◆ WHAT THE TASK ASKS
Restate all the material verbatim, except for the pictures.

* Begin *

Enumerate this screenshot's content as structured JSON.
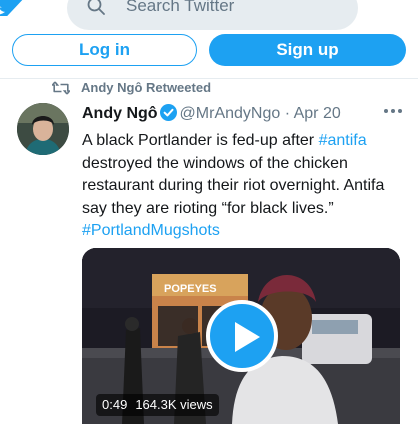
{
  "header": {
    "search": {
      "placeholder": "Search Twitter"
    }
  },
  "auth": {
    "login_label": "Log in",
    "signup_label": "Sign up"
  },
  "tweet": {
    "retweet_label": "Andy Ngô Retweeted",
    "author_name": "Andy Ngô",
    "handle": "@MrAndyNgo",
    "separator": " · ",
    "date": "Apr 20",
    "text_parts": {
      "a": "A black Portlander is fed-up after ",
      "hashtag1": "#antifa",
      "b": " destroyed the windows of the chicken restaurant during their riot overnight. Antifa say they are rioting “for black lives.” ",
      "hashtag2": "#PortlandMugshots"
    },
    "video": {
      "duration": "0:49",
      "views": "164.3K views",
      "sign_text": "POPEYES"
    }
  },
  "colors": {
    "accent": "#1da1f2",
    "secondary_text": "#657786",
    "divider": "#e6ecf0"
  }
}
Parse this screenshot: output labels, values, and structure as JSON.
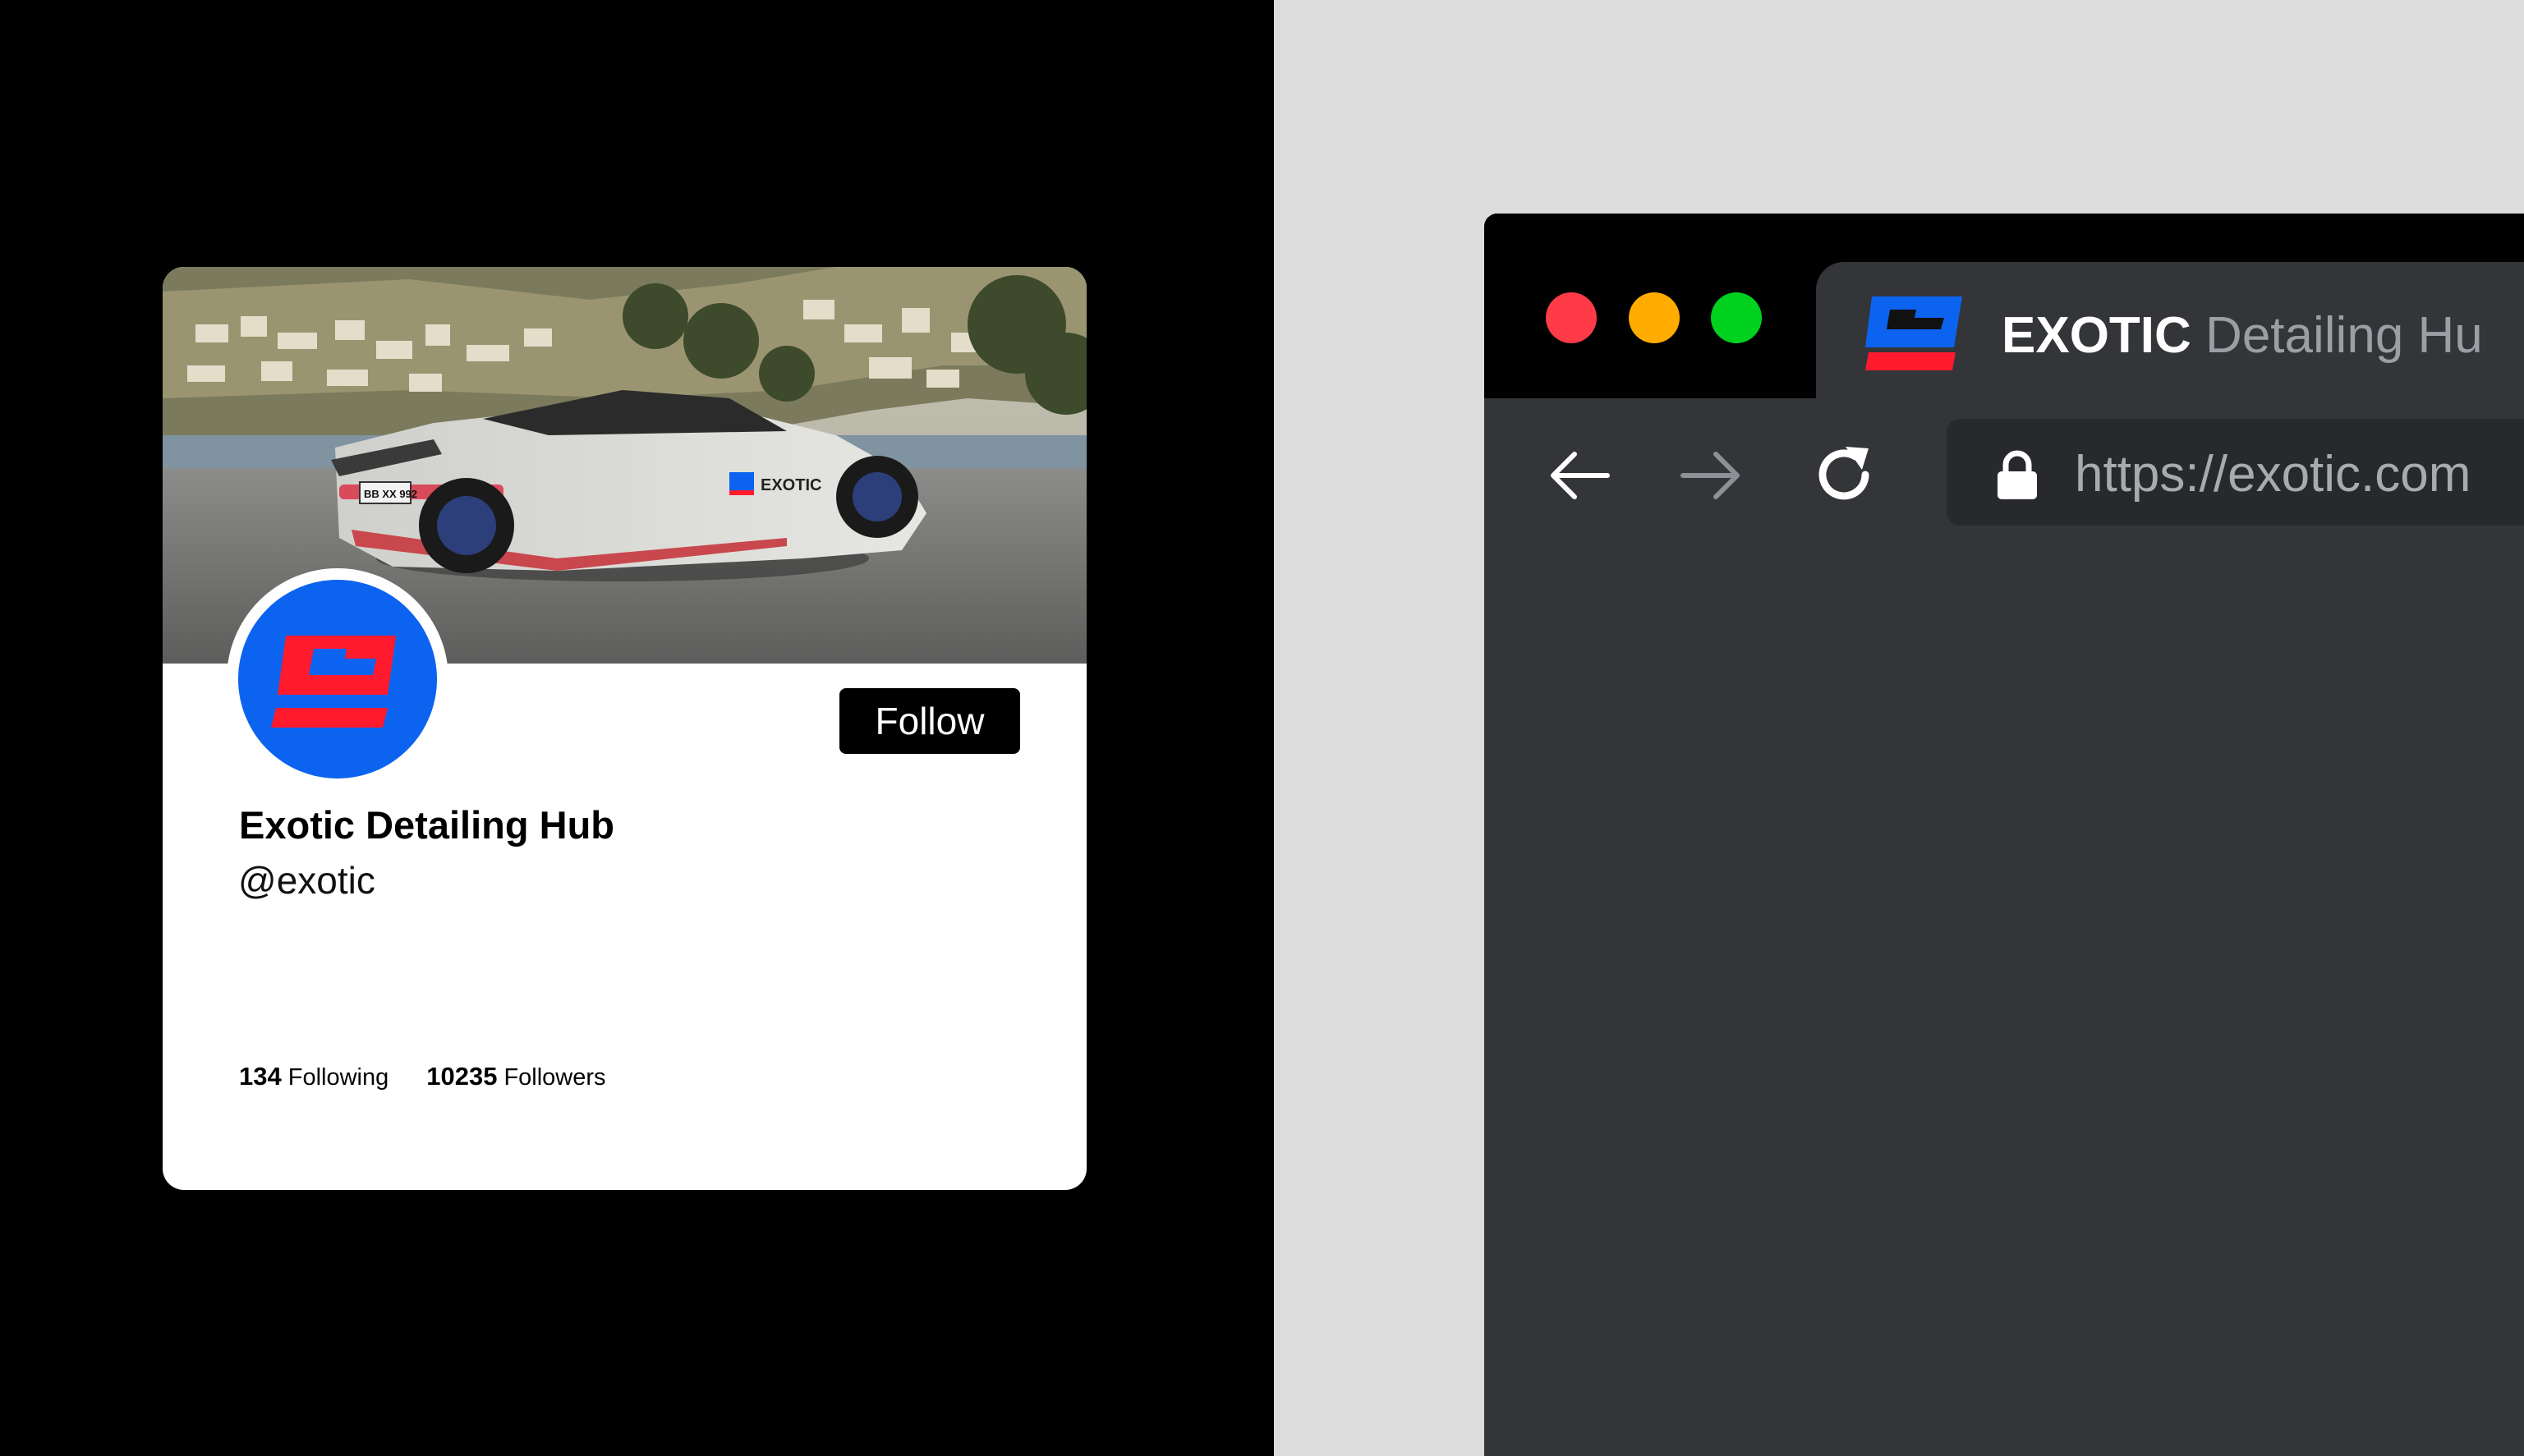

* End *

◆ RESULT OF THE TASK
Enumerate this screenshot's content as structured JSON.
{
  "header": {
    "search": {
      "placeholder": "Search Twitter"
    }
  },
  "auth": {
    "login_label": "Log in",
    "signup_label": "Sign up"
  },
  "tweet": {
    "retweet_label": "Andy Ngô Retweeted",
    "author_name": "Andy Ngô",
    "handle": "@MrAndyNgo",
    "separator": " · ",
    "date": "Apr 20",
    "text_parts": {
      "a": "A black Portlander is fed-up after ",
      "hashtag1": "#antifa",
      "b": " destroyed the windows of the chicken restaurant during their riot overnight. Antifa say they are rioting “for black lives.” ",
      "hashtag2": "#PortlandMugshots"
    },
    "video": {
      "duration": "0:49",
      "views": "164.3K views",
      "sign_text": "POPEYES"
    }
  },
  "colors": {
    "accent": "#1da1f2",
    "secondary_text": "#657786",
    "divider": "#e6ecf0"
  }
}
Parse this screenshot: output labels, values, and structure as JSON.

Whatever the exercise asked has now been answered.